[PROBLEM] In the entries, find all lines that hold the word "mushrooms" and copy them.

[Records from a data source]
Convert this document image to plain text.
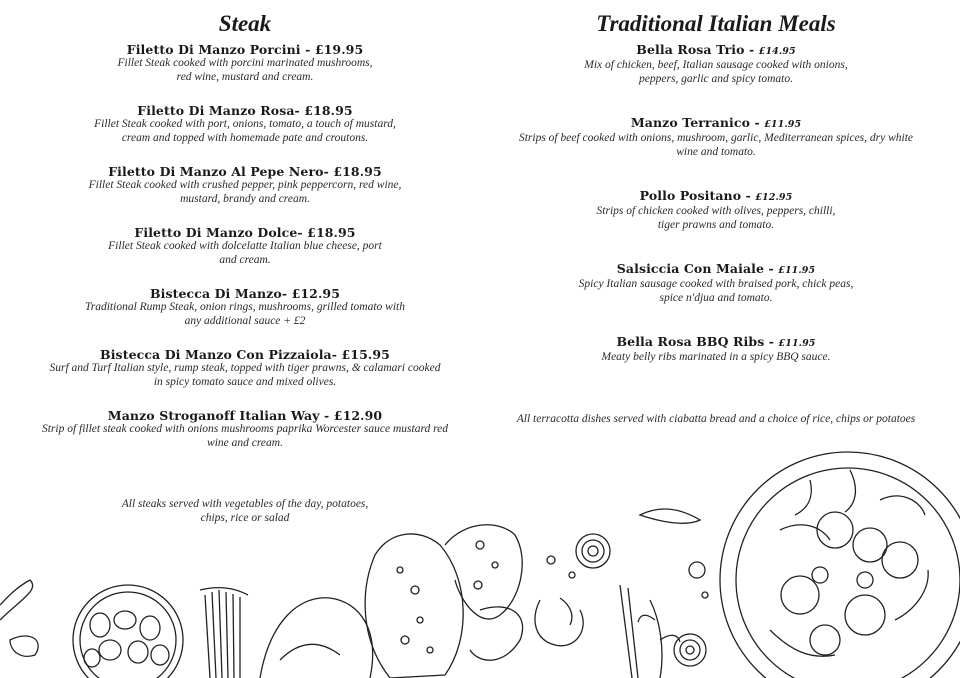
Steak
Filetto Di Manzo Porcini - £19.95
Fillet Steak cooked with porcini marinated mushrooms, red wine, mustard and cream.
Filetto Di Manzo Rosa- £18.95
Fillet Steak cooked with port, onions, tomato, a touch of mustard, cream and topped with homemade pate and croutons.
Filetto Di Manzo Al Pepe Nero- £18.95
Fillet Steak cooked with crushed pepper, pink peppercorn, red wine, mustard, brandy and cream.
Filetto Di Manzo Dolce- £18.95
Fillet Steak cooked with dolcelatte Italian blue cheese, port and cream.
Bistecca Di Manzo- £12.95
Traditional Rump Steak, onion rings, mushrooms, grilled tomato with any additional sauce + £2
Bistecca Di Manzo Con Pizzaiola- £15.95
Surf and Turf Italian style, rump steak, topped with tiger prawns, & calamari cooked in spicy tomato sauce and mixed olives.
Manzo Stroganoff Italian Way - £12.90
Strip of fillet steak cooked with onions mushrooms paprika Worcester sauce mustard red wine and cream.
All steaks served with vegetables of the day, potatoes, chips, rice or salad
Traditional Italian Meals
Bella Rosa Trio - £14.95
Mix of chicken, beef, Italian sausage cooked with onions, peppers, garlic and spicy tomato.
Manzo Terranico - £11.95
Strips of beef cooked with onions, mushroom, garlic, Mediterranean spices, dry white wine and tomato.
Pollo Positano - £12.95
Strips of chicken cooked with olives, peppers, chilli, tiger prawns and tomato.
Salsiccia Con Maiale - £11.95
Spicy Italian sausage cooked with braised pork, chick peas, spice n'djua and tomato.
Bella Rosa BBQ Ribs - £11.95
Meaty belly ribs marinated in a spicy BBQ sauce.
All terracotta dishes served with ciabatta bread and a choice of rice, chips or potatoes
...
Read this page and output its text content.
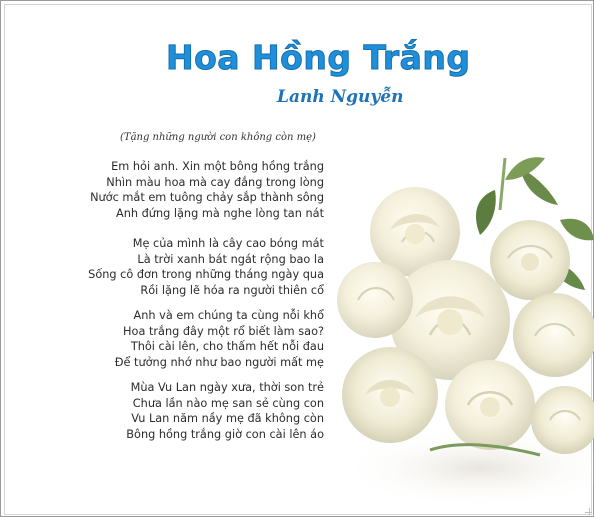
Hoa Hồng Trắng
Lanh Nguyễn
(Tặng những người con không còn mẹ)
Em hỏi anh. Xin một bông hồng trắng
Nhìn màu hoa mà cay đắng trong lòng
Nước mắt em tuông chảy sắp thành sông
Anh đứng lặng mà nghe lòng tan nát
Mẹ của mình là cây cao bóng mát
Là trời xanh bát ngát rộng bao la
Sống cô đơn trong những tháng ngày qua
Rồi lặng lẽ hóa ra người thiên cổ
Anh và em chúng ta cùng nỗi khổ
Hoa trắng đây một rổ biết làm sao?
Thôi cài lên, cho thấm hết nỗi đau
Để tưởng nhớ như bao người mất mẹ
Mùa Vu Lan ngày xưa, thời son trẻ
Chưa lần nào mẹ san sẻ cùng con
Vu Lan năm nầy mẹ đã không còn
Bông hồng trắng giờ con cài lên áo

[SOLUTION TO THIS EXERCISE]
Fillet Steak cooked with porcini marinated mushrooms, red wine, mustard and cream.
Traditional Rump Steak, onion rings, mushrooms, grilled tomato with any additional sauce + £2
Strip of fillet steak cooked with onions mushrooms paprika Worcester sauce mustard red wine and cream.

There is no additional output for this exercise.